• [TASK DIRECTIONS] Every line that holds "Microphone" should be shown.

• [RECORDS FOR PROCESSING]
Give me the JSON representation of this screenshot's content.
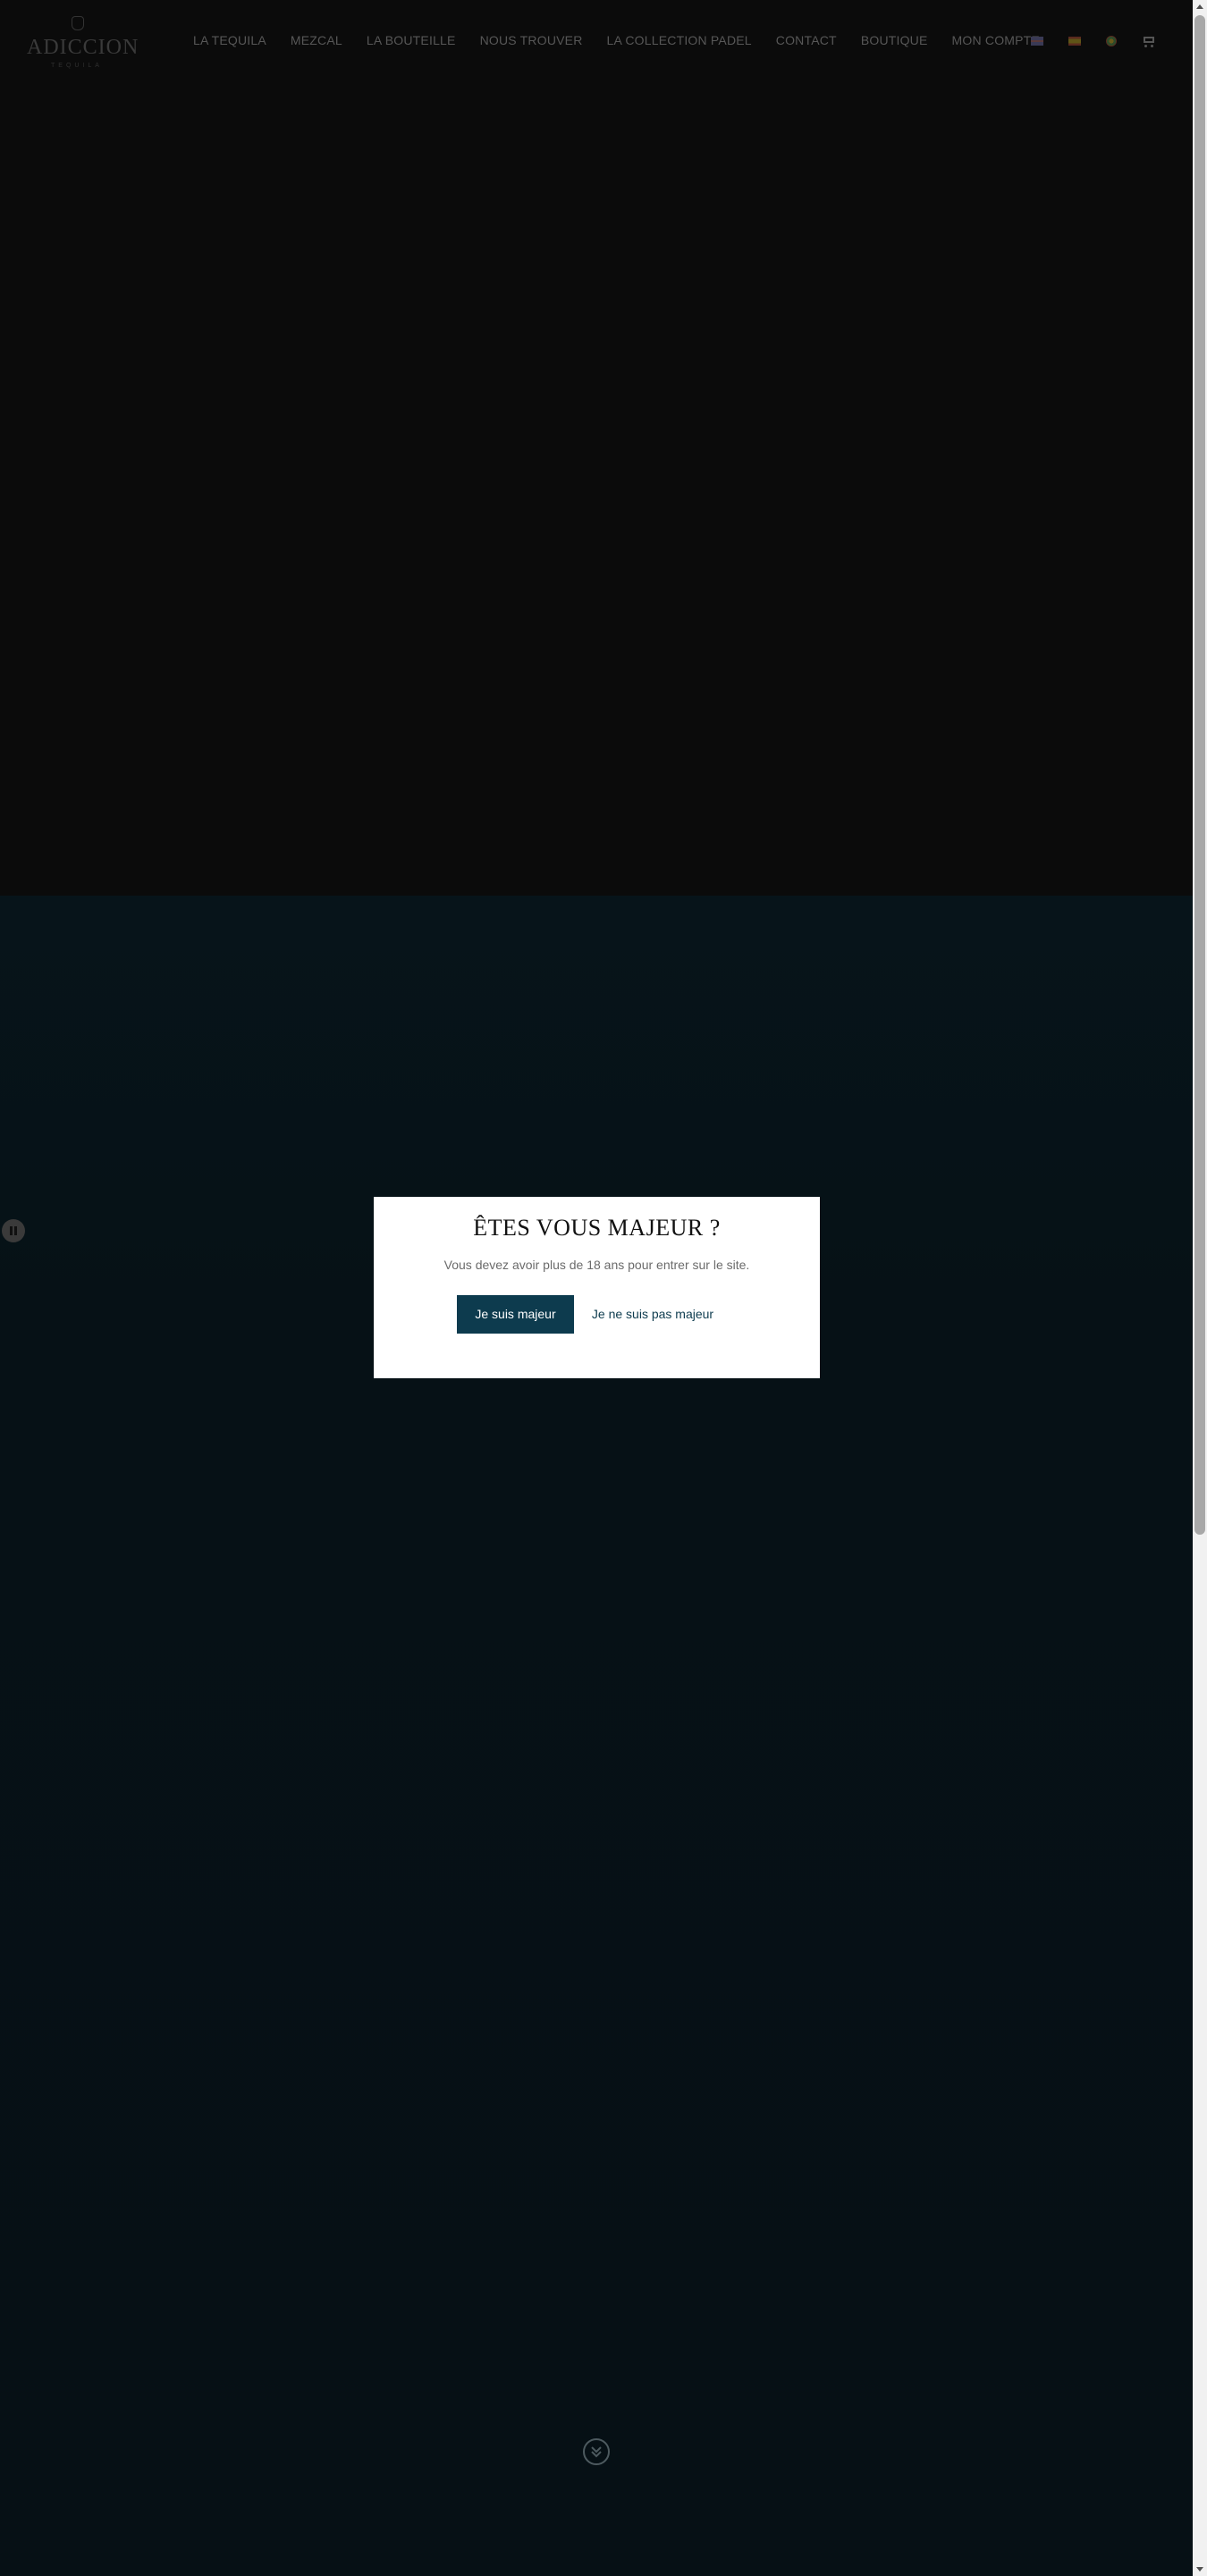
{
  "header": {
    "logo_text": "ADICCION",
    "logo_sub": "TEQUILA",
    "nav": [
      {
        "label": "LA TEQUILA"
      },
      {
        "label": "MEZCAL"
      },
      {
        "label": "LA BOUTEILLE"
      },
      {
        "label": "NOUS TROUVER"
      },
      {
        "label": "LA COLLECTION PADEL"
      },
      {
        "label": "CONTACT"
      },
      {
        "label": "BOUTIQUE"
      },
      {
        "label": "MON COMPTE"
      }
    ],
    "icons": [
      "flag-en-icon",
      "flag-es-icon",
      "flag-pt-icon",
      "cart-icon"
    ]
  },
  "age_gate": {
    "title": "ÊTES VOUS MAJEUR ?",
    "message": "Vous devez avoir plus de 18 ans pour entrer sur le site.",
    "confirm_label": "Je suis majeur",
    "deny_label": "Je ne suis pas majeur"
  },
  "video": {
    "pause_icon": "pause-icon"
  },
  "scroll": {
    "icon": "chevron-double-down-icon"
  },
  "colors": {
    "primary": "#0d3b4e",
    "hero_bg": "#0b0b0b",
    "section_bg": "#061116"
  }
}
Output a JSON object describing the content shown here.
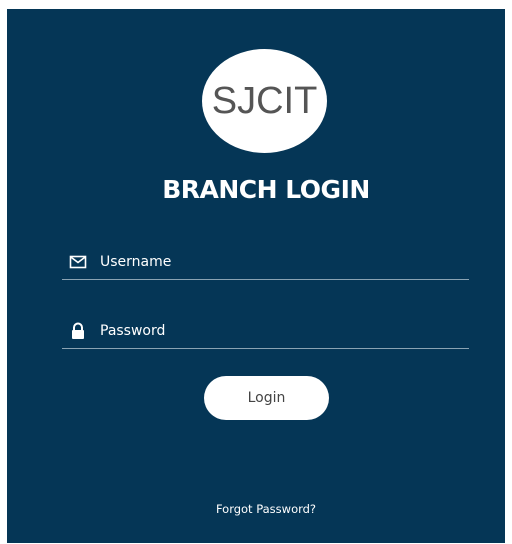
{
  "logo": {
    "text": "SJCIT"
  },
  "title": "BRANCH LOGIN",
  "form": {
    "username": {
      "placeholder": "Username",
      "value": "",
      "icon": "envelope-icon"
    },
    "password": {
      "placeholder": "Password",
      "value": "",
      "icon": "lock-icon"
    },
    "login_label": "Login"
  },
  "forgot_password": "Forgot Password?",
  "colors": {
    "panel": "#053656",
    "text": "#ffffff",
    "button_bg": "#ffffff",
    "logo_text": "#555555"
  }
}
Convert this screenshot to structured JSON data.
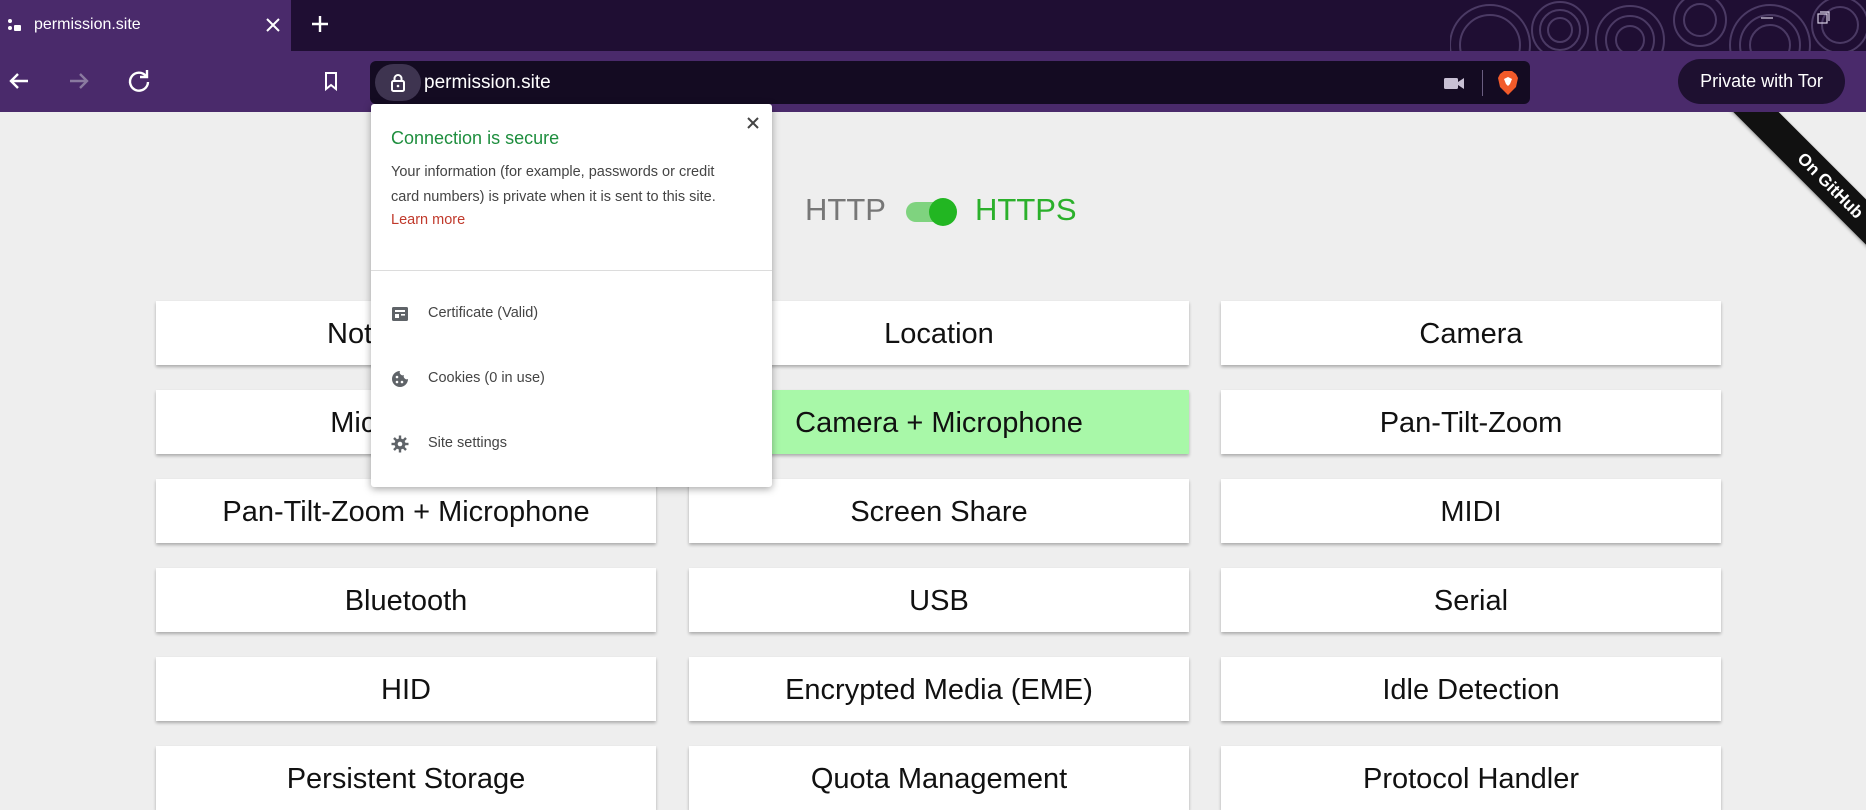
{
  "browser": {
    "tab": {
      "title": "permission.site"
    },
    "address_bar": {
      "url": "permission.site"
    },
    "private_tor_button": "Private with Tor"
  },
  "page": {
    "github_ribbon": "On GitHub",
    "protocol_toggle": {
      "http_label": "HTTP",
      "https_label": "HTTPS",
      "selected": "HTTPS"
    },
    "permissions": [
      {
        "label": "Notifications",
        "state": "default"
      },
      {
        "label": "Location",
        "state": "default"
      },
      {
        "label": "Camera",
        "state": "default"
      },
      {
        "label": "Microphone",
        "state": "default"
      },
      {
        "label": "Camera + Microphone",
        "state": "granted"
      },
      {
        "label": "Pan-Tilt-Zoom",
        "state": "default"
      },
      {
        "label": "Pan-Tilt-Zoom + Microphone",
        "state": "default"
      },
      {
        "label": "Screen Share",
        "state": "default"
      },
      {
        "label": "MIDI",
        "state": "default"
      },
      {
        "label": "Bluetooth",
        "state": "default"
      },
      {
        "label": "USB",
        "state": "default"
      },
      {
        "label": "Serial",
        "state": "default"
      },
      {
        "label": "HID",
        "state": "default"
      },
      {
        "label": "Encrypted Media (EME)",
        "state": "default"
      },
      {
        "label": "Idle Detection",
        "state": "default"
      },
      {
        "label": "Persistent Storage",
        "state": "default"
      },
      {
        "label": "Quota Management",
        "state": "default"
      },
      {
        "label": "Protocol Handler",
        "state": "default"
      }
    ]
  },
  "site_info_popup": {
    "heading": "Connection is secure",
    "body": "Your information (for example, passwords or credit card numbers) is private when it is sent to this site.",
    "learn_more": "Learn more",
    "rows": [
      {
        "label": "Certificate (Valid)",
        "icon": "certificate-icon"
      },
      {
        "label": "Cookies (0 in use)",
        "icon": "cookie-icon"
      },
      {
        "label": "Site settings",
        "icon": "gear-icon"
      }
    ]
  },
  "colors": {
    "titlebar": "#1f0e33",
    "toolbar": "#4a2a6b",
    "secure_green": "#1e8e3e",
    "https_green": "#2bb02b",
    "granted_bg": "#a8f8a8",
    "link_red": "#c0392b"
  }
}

• [SOLUTION]
        "label": "Microphone",
        "label": "Camera + Microphone",
        "label": "Pan-Tilt-Zoom + Microphone",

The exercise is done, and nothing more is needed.